STATED GOAL: Pictures stay out of the copy; restate everything else in the material exactly.

INPUT DATA:

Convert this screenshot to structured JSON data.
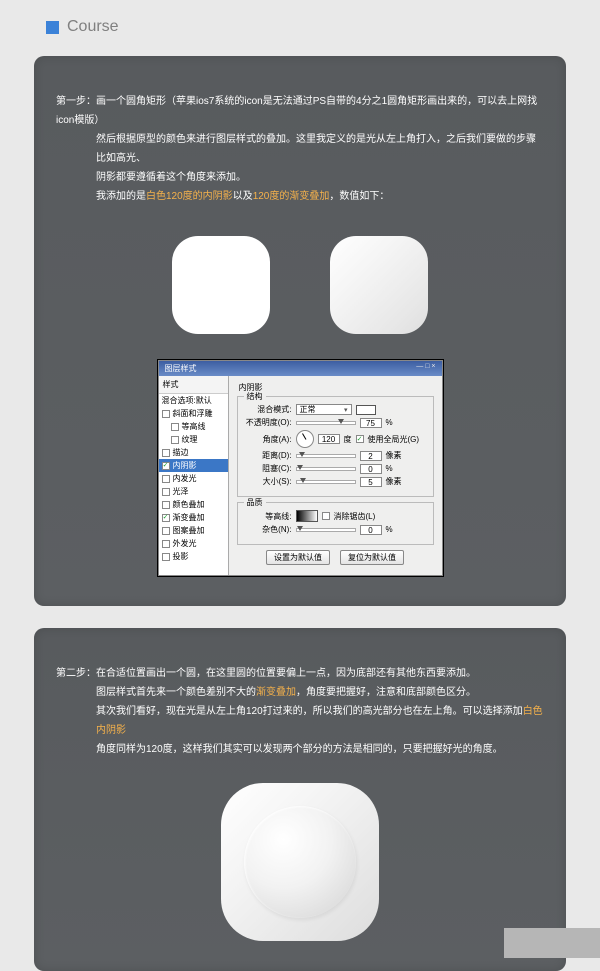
{
  "header": {
    "title": "Course"
  },
  "step1": {
    "label": "第一步：",
    "line1a": "画一个圆角矩形（苹果ios7系统的icon是无法通过PS自带的4分之1圆角矩形画出来的，可以去上网找icon模版）",
    "line2": "然后根据原型的颜色来进行图层样式的叠加。这里我定义的是光从左上角打入，之后我们要做的步骤比如高光、",
    "line3": "阴影都要遵循着这个角度来添加。",
    "line4a": "我添加的是",
    "hl1": "白色120度的内阴影",
    "line4b": "以及",
    "hl2": "120度的渐变叠加",
    "line4c": "，数值如下："
  },
  "dialog": {
    "title": "图层样式",
    "sidebar_head": "样式",
    "blend_defaults": "混合选项:默认",
    "items": [
      {
        "label": "斜面和浮雕",
        "checked": false
      },
      {
        "label": "等高线",
        "checked": false,
        "indent": true
      },
      {
        "label": "纹理",
        "checked": false,
        "indent": true
      },
      {
        "label": "描边",
        "checked": false
      },
      {
        "label": "内阴影",
        "checked": true,
        "selected": true
      },
      {
        "label": "内发光",
        "checked": false
      },
      {
        "label": "光泽",
        "checked": false
      },
      {
        "label": "颜色叠加",
        "checked": false
      },
      {
        "label": "渐变叠加",
        "checked": true
      },
      {
        "label": "图案叠加",
        "checked": false
      },
      {
        "label": "外发光",
        "checked": false
      },
      {
        "label": "投影",
        "checked": false
      }
    ],
    "panel_title": "内阴影",
    "group_struct": "结构",
    "blend_mode_label": "混合模式:",
    "blend_mode_value": "正常",
    "opacity_label": "不透明度(O):",
    "opacity_value": "75",
    "pct": "%",
    "angle_label": "角度(A):",
    "angle_value": "120",
    "angle_unit": "度",
    "global_light": "使用全局光(G)",
    "distance_label": "距离(D):",
    "distance_value": "2",
    "px": "像素",
    "choke_label": "阻塞(C):",
    "choke_value": "0",
    "size_label": "大小(S):",
    "size_value": "5",
    "group_quality": "品质",
    "contour_label": "等高线:",
    "antialias": "消除锯齿(L)",
    "noise_label": "杂色(N):",
    "noise_value": "0",
    "btn_default": "设置为默认值",
    "btn_reset": "复位为默认值"
  },
  "step2": {
    "label": "第二步：",
    "line1": "在合适位置画出一个圆，在这里圆的位置要偏上一点，因为底部还有其他东西要添加。",
    "line2a": "图层样式首先来一个颜色差别不大的",
    "hl1": "渐变叠加",
    "line2b": "，角度要把握好，注意和底部颜色区分。",
    "line3a": "其次我们看好，现在光是从左上角120打过来的，所以我们的高光部分也在左上角。可以选择添加",
    "hl2": "白色内阴影",
    "line4": "角度同样为120度，这样我们其实可以发现两个部分的方法是相同的，只要把握好光的角度。"
  }
}
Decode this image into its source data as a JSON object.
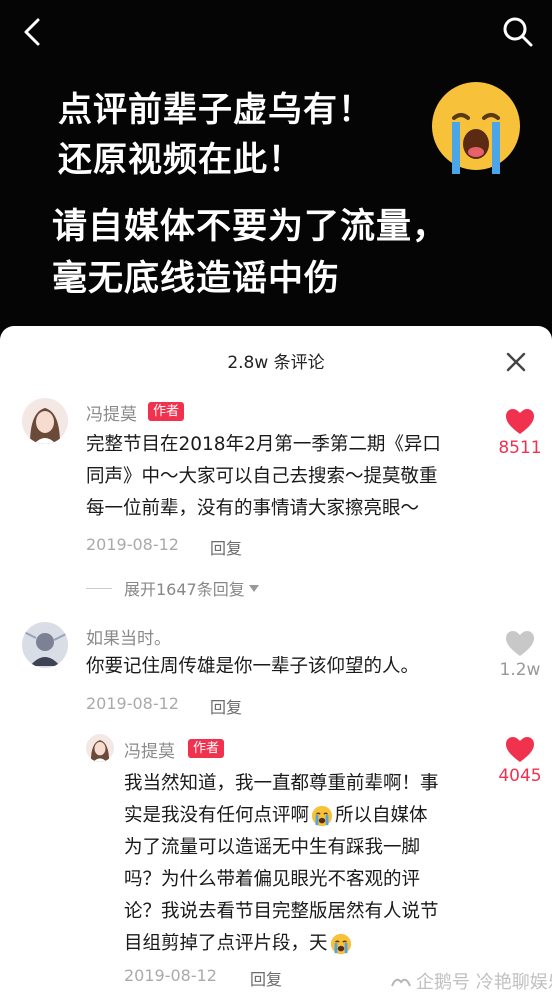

SOLUTION TO THIS EXERCISE:
Convert this screenshot to structured JSON data.
{
  "header": {
    "title": "Course"
  },
  "step1": {
    "label": "第一步：",
    "line1a": "画一个圆角矩形（苹果ios7系统的icon是无法通过PS自带的4分之1圆角矩形画出来的，可以去上网找icon模版）",
    "line2": "然后根据原型的颜色来进行图层样式的叠加。这里我定义的是光从左上角打入，之后我们要做的步骤比如高光、",
    "line3": "阴影都要遵循着这个角度来添加。",
    "line4a": "我添加的是",
    "hl1": "白色120度的内阴影",
    "line4b": "以及",
    "hl2": "120度的渐变叠加",
    "line4c": "，数值如下："
  },
  "dialog": {
    "title": "图层样式",
    "sidebar_head": "样式",
    "blend_defaults": "混合选项:默认",
    "items": [
      {
        "label": "斜面和浮雕",
        "checked": false
      },
      {
        "label": "等高线",
        "checked": false,
        "indent": true
      },
      {
        "label": "纹理",
        "checked": false,
        "indent": true
      },
      {
        "label": "描边",
        "checked": false
      },
      {
        "label": "内阴影",
        "checked": true,
        "selected": true
      },
      {
        "label": "内发光",
        "checked": false
      },
      {
        "label": "光泽",
        "checked": false
      },
      {
        "label": "颜色叠加",
        "checked": false
      },
      {
        "label": "渐变叠加",
        "checked": true
      },
      {
        "label": "图案叠加",
        "checked": false
      },
      {
        "label": "外发光",
        "checked": false
      },
      {
        "label": "投影",
        "checked": false
      }
    ],
    "panel_title": "内阴影",
    "group_struct": "结构",
    "blend_mode_label": "混合模式:",
    "blend_mode_value": "正常",
    "opacity_label": "不透明度(O):",
    "opacity_value": "75",
    "pct": "%",
    "angle_label": "角度(A):",
    "angle_value": "120",
    "angle_unit": "度",
    "global_light": "使用全局光(G)",
    "distance_label": "距离(D):",
    "distance_value": "2",
    "px": "像素",
    "choke_label": "阻塞(C):",
    "choke_value": "0",
    "size_label": "大小(S):",
    "size_value": "5",
    "group_quality": "品质",
    "contour_label": "等高线:",
    "antialias": "消除锯齿(L)",
    "noise_label": "杂色(N):",
    "noise_value": "0",
    "btn_default": "设置为默认值",
    "btn_reset": "复位为默认值"
  },
  "step2": {
    "label": "第二步：",
    "line1": "在合适位置画出一个圆，在这里圆的位置要偏上一点，因为底部还有其他东西要添加。",
    "line2a": "图层样式首先来一个颜色差别不大的",
    "hl1": "渐变叠加",
    "line2b": "，角度要把握好，注意和底部颜色区分。",
    "line3a": "其次我们看好，现在光是从左上角120打过来的，所以我们的高光部分也在左上角。可以选择添加",
    "hl2": "白色内阴影",
    "line4": "角度同样为120度，这样我们其实可以发现两个部分的方法是相同的，只要把握好光的角度。"
  }
}
Decode this image into its source data as a JSON object.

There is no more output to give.